• **Requirement**
Rewrite the stretch of the apple pollination passage from "Honey bees do not fly" through "in some orchards.", changing "apple bloom" to "apple flowering".

• **Page extract**
Ideally, a variety of bees should be available for maximum pollination. The number of native bees has been reduced due to the use of pesticides and the destruction of nesting sites by modern agricultural practices. In the last decade, the number of honey bee colonies has diminished due to the introduction of two highly destructive parasitic mites specific to honey bees. Many home gardeners and growers of large commercial crops have noticed the lack of honey bees and have taken an interest in renting or purchasing honey bees and orchard-mason bees to increase pollination.

Honey bees do not fly in the rain or when temperatures are below 50° F. Orchard mason bees will forage in light rain and slightly colder temperatures, providing some pollination when honey bees do not. This year in MN, we had extended periods of rain during apple bloom, which limited the time all bees could fly. Between the cold temperatures, the lack of "bee-flying" weather, and reduced number of honey bee colonies available for pollination, there will probably be a significant reduction in fruit set this year in some orchards.

Pollination Requirements of Apples

Most apple cultivars require multiple visits by bees to set seed. Check seed set by slicing your apple crossways, and counting the fully developed seeds in the 5 seed pockets. An apple can have a maximum of 10 seeds (2 per pocket), and the largest, sweetest, and most symmetrical apples have over 7 seeds.

The king bud is the first flower to open and produces the choicest fruit. If the king bud fails, lateral blooms open a day or two later and also produce fruit. The optimum temperature for pollen tube growth and fertilization occurs between 65-80° F, and growth is slowed or stopped below 55° F.

Some cultivars may be partially “self-fruitful” -- they produce some fruit when pollinated with their own pollen. Most cultivars are “self-unfruitful” -- they produce fruit only when pollinated with pollen by another cultivar called a “pollinizer.” Several decades ago, numerous apple cultivars were grown in the same orchard, and cross-pollination was not a problem. Now growers tend to plant only a few cultivars, and suitable pollinizer varieties have to be interplanted in the orchard. For the best pollination, it is important to interplant cultivars that have approximately the same blooming times and that are equally attractive to bees. The difference in attractiveness is due to the amount of nectar the flowers secrete, which is the flower’s way of attracting and rewarding the bees that visit them.

There are a variety of recommendations for interplanting pollinizers. They range from planting two rows of the pollinizer between four rows of the main variety, to planting a pollinizer every third tree in every third row (one in nine trees). Honey bees tend to forage along a row, rather than across rows, unless the branches intermingle between rows. Bumblebees and orchard mason bees work less methodically and will tend to go between rows and across cultivars more readily. Because honey bees are the main pollinator, interplanting pollinizers within rows is probably the best idea, despite the problems it may present during harvesting.

• **Excerpted records**
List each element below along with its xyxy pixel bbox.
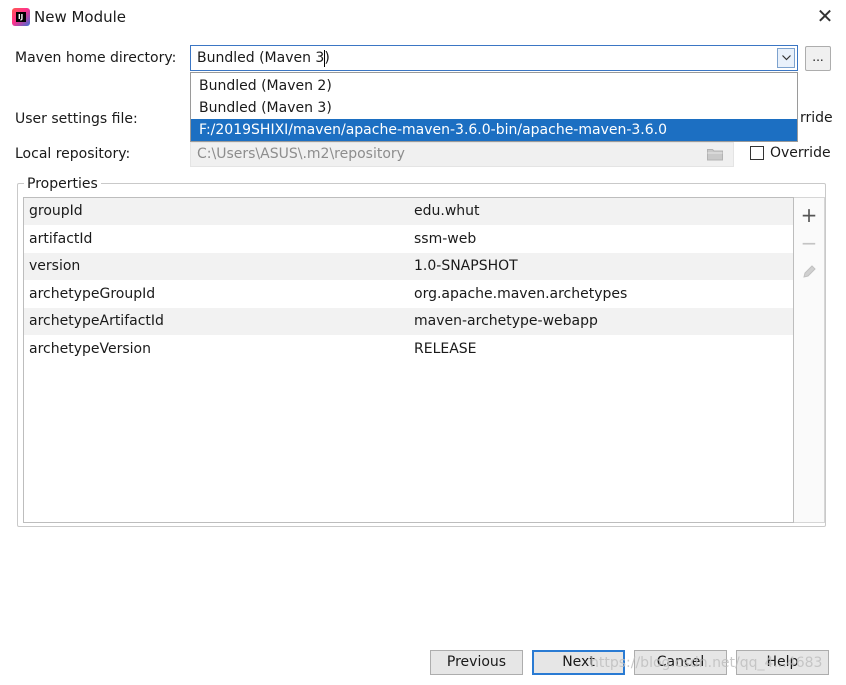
edit-pencil-icon[interactable] (800, 264, 818, 282)
chevron-down-icon (782, 55, 791, 61)
folder-icon (707, 149, 723, 161)
watermark-text: https://blog.csdn.net/qq_4...4683 (590, 655, 823, 671)
add-icon[interactable]: + (800, 205, 818, 225)
close-icon[interactable]: ✕ (816, 6, 834, 26)
pencil-icon (803, 265, 816, 278)
dropdown-option[interactable]: Bundled (Maven 3) (191, 97, 797, 119)
properties-title: Properties (24, 176, 101, 192)
property-value: org.apache.maven.archetypes (414, 286, 628, 302)
table-row[interactable]: version 1.0-SNAPSHOT (24, 253, 793, 280)
table-row[interactable]: artifactId ssm-web (24, 226, 793, 253)
table-row[interactable]: archetypeVersion RELEASE (24, 336, 793, 363)
property-value: edu.whut (414, 203, 480, 219)
override-repository-checkbox[interactable] (750, 146, 764, 160)
maven-home-value: Bundled (Maven 3) (197, 50, 330, 66)
property-key: archetypeArtifactId (29, 313, 164, 329)
property-key: version (29, 258, 81, 274)
property-key: groupId (29, 203, 83, 219)
window-title: New Module (34, 8, 127, 26)
browse-maven-home-button[interactable]: ... (805, 46, 831, 71)
local-repository-field: C:\Users\ASUS\.m2\repository (190, 142, 734, 167)
title-bar (0, 0, 846, 34)
user-settings-override-label[interactable]: rride (800, 110, 833, 126)
table-row[interactable]: archetypeArtifactId maven-archetype-weba… (24, 308, 793, 335)
local-repository-label: Local repository: (15, 146, 131, 162)
table-row[interactable]: groupId edu.whut (24, 198, 793, 225)
maven-home-combobox[interactable]: Bundled (Maven 3) (190, 45, 798, 71)
properties-toolbar: + − (794, 197, 825, 523)
intellij-app-icon: IJ (12, 8, 30, 26)
maven-home-label: Maven home directory: (15, 50, 177, 66)
property-value: RELEASE (414, 341, 477, 357)
property-value: ssm-web (414, 231, 477, 247)
dropdown-option[interactable]: Bundled (Maven 2) (191, 75, 797, 97)
dropdown-option-selected[interactable]: F:/2019SHIXI/maven/apache-maven-3.6.0-bi… (191, 119, 797, 141)
properties-table: groupId edu.whut artifactId ssm-web vers… (23, 197, 794, 523)
property-key: archetypeGroupId (29, 286, 156, 302)
property-value: maven-archetype-webapp (414, 313, 598, 329)
local-repository-value: C:\Users\ASUS\.m2\repository (197, 146, 405, 162)
property-value: 1.0-SNAPSHOT (414, 258, 518, 274)
property-key: artifactId (29, 231, 93, 247)
dropdown-arrow-button[interactable] (777, 48, 795, 68)
remove-icon[interactable]: − (800, 233, 818, 253)
table-row[interactable]: archetypeGroupId org.apache.maven.archet… (24, 281, 793, 308)
text-caret (324, 50, 325, 67)
user-settings-label: User settings file: (15, 111, 138, 127)
maven-home-dropdown-list: Bundled (Maven 2) Bundled (Maven 3) F:/2… (190, 72, 798, 142)
previous-button[interactable]: Previous (430, 650, 523, 675)
override-repository-label[interactable]: Override (770, 145, 831, 161)
property-key: archetypeVersion (29, 341, 151, 357)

• **Solution below**
Honey bees do not fly in the rain or when temperatures are below 50° F. Orchard mason bees will forage in light rain and slightly colder temperatures, providing some pollination when honey bees do not. This year in MN, we had extended periods of rain during apple flowering, which limited the time all bees could fly. Between the cold temperatures, the lack of "bee-flying" weather, and reduced number of honey bee colonies available for pollination, there will probably be a significant reduction in fruit set this year in some orchards.